→ Objective
Give only the number of lines in these records that contain the word "AMÉRICA".

#### Materials provided

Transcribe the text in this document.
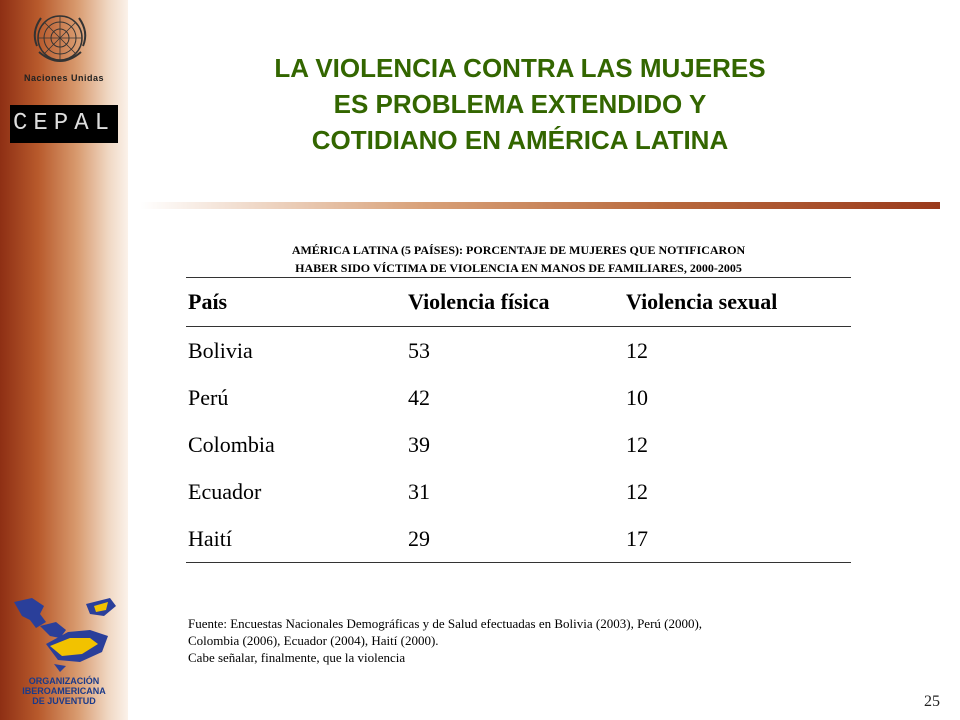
Naciones Unidas
CEPAL
ORGANIZACIÓN
IBEROAMERICANA
DE JUVENTUD
LA VIOLENCIA CONTRA LAS MUJERES
ES PROBLEMA EXTENDIDO Y
COTIDIANO EN AMÉRICA LATINA
AMÉRICA LATINA (5 PAÍSES): PORCENTAJE DE MUJERES QUE NOTIFICARON
HABER SIDO VÍCTIMA DE VIOLENCIA EN MANOS DE FAMILIARES, 2000-2005
País	Violencia física	Violencia sexual
Bolivia	53	12
Perú	42	10
Colombia	39	12
Ecuador	31	12
Haití	29	17
Fuente: Encuestas Nacionales Demográficas y de Salud efectuadas en Bolivia (2003), Perú (2000),
Colombia (2006), Ecuador (2004), Haití (2000).
Cabe señalar, finalmente, que la violencia
25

########

→ Exercise output
2